Excerpted passage |
--- START ---
September 1921 San Antonio floods explained

September 1921 San Antonio flood
Image Name:Surface weather analysis of the hurricane on September 7 after making landfall
Image Location:Hurricane Two analysis 7 Sep 1921.png
Duration:September 7 – September 11, 1921
Total Damages:$19 million (1921 USD)
Total Fatalities:215 total
Areas Affected:Mexico, Texas

In early September 1921, the remnants of a category 1 hurricane brought damaging floods to areas of Mexico and the U.S. state of Texas, particularly in the San Antonio region. On September 4, a tropical cyclone developed in the southwestern Gulf of Mexico near the Bay of Campeche. Moving slowly in a general westward direction, the disturbance reached hurricane intensity on September 7 prior to making landfall south of Tampico, Mexico the following day. The storm weakened over land, and lost cyclonic characteristics later that day. However, a nearby high-pressure area forced the remnants of the system northward into Texas. Due to an orographic lifting effect, the remnants were able to produce torrential and record rainfall over the state. Precipitation peaked over Central Texas, where the highest rainfall amount measured was 40 in (1,016 mm) near Thrall, Texas; this was the fourth-highest tropical cyclone-related rainfall total in Texas since record keeping began. Similarly, an observation of 36.40 in (925 mm) elsewhere in Williamson County, Texas ranked as the sixth-highest tropical cyclone-related rainfall total for the state. The high precipitation totals set nationwide records which would stand for several years.The loss in money was 19 million in 1921 USD. 2024 dollars=332,816,312.85

Meteorological history

In early September, a trough of low-pressure persisted in the southwestern Gulf of Mexico, near the Bay of Campeche.[1] The area of disturbed weather gradually organized, and was analyzed to have become a tropical depression by 1200 UTC on September 4. In its initial stages after tropical cyclogenesis, the disturbance moved very slowly and did not intensify. Its lack of organization resulted in its estimated misplacement inland over Mexico in the Signal Corps's weather map for September 5.[2] [3] At the time, the storm was estimated to have a minimum barometric pressure of at least 1010 mbar (hPa; 29.83 inHg). The system remained a tropical depression until 0000 UTC on September 6, when it was estimated to have attained tropical storm intensity. Despite the analyzed intensification, the updated Signal Corps weather maps for the tropical cyclone that day indicated that the system had degenerated back into an open trough.[4] Continuing to intensify throughout the day, the tropical storm was estimated to have reached hurricane intensity by the following day.
--- END ---
Data items:
--- START ---
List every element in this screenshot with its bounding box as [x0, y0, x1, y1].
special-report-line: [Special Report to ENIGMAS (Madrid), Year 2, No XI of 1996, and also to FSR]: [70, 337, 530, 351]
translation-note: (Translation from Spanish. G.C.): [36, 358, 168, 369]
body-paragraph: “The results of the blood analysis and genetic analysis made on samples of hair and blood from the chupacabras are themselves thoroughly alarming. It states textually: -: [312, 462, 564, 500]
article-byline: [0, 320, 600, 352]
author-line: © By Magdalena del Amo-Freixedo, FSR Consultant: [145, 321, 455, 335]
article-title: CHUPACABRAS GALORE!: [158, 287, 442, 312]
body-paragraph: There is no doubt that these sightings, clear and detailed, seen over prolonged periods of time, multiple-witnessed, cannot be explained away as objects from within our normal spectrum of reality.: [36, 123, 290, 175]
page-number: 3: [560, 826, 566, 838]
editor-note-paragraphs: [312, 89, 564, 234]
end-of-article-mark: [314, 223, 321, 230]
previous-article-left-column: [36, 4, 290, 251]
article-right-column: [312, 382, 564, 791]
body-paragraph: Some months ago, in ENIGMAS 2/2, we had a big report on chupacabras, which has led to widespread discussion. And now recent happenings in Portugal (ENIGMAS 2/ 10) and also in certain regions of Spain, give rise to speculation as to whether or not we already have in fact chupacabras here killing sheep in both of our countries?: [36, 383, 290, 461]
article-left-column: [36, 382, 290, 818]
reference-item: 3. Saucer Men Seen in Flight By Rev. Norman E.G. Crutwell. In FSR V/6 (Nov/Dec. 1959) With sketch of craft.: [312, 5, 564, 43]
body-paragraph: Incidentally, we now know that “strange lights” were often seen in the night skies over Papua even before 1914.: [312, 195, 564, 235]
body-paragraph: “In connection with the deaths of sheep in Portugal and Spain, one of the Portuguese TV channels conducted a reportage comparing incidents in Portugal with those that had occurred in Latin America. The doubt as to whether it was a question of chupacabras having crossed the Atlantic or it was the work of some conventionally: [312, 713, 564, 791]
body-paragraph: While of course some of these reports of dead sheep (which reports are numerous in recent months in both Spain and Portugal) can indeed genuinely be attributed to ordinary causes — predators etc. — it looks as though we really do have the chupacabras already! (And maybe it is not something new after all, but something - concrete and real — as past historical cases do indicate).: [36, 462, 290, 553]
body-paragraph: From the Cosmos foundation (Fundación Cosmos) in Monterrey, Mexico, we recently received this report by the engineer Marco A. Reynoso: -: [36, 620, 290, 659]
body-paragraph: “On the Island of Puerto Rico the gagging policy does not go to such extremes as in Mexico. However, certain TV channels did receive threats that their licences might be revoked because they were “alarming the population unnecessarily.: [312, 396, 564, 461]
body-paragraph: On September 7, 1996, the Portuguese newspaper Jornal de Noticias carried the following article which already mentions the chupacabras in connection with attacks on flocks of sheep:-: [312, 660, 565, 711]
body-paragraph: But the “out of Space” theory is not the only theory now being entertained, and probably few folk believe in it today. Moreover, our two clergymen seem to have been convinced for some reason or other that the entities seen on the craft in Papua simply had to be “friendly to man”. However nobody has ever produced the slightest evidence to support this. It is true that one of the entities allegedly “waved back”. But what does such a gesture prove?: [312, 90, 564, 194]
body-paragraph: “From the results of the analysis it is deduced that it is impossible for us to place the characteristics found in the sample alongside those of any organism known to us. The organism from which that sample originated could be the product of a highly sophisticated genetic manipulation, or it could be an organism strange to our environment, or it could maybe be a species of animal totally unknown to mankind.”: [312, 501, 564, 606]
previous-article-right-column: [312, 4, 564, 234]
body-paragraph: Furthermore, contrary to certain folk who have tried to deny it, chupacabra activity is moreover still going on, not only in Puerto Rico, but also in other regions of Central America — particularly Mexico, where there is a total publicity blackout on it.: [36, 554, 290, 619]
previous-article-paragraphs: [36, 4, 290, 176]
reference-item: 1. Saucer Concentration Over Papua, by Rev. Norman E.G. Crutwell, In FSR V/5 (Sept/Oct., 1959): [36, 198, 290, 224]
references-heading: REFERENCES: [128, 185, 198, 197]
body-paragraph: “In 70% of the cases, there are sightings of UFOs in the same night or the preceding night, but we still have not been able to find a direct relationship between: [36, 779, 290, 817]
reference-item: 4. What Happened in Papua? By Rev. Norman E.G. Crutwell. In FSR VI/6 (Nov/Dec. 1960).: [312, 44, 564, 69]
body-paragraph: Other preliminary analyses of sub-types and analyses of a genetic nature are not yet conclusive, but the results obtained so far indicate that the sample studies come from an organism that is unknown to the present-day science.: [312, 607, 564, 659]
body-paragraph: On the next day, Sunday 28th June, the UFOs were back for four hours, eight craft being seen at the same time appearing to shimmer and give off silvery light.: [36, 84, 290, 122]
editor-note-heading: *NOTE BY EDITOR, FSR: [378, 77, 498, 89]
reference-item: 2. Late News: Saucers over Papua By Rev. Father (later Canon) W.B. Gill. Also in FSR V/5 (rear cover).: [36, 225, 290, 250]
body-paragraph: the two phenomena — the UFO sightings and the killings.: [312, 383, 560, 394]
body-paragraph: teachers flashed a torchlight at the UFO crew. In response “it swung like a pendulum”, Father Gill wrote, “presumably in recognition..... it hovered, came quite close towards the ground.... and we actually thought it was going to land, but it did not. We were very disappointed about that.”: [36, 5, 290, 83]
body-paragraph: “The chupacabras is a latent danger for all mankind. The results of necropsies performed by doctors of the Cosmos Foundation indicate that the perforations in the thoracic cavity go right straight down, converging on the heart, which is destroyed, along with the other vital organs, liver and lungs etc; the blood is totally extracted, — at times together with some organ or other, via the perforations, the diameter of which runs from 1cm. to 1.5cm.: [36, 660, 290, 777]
--- END ---
Assignment 1 | In the flood article, where was the highest rainfall amount measured?
Assignment 2 | Please copy, word for word, the part of the flood article that opens with the words containing "September 1921 San Antonio floods" and closes with "Total Damages:$19 million (1921 USD)".

Response area 1 | Near Thrall, Texas.

Response area 2 |
September 1921 San Antonio floods explained

September 1921 San Antonio flood
Image Name:Surface weather analysis of the hurricane on September 7 after making landfall
Image Location:Hurricane Two analysis 7 Sep 1921.png
Duration:September 7 – September 11, 1921
Total Damages:$19 million (1921 USD)